▸ WHAT THE TASK REQUIRES:
Scan the entries below. List each line with "many".

▸ GIVEN DATA:
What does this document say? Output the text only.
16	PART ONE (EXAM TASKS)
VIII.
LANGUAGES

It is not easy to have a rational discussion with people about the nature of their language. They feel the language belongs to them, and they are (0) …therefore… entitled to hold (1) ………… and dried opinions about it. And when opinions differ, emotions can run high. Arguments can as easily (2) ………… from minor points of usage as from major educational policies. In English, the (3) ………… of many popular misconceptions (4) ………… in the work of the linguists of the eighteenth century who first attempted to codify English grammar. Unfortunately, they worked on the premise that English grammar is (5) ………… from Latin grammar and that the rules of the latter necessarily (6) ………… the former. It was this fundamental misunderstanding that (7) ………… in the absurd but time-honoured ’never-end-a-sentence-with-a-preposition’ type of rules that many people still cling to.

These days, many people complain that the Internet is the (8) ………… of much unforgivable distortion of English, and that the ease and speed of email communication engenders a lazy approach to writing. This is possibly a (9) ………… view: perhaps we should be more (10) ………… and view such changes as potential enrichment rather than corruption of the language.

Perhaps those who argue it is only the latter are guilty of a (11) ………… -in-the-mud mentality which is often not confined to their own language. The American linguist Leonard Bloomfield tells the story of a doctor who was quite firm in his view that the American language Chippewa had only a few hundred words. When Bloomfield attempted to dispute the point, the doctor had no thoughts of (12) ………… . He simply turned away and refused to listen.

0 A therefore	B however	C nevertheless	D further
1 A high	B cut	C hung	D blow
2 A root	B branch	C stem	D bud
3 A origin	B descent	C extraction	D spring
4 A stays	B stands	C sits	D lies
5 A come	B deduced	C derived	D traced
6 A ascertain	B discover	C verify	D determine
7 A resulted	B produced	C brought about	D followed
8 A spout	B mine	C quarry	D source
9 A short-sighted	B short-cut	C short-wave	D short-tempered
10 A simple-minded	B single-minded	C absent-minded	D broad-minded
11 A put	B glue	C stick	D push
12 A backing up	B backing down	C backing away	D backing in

▸ THE RESPONSE:
It is not easy to have a rational discussion with people about the nature of their language. They feel the language belongs to them, and they are (0) …therefore… entitled to hold (1) ………… and dried opinions about it. And when opinions differ, emotions can run high. Arguments can as easily (2) ………… from minor points of usage as from major educational policies. In English, the (3) ………… of many popular misconceptions (4) ………… in the work of the linguists of the eighteenth century who first attempted to codify English grammar. Unfortunately, they worked on the premise that English grammar is (5) ………… from Latin grammar and that the rules of the latter necessarily (6) ………… the former. It was this fundamental misunderstanding that (7) ………… in the absurd but time-honoured ’never-end-a-sentence-with-a-preposition’ type of rules that many people still cling to.
These days, many people complain that the Internet is the (8) ………… of much unforgivable distortion of English, and that the ease and speed of email communication engenders a lazy approach to writing. This is possibly a (9) ………… view: perhaps we should be more (10) ………… and view such changes as potential enrichment rather than corruption of the language.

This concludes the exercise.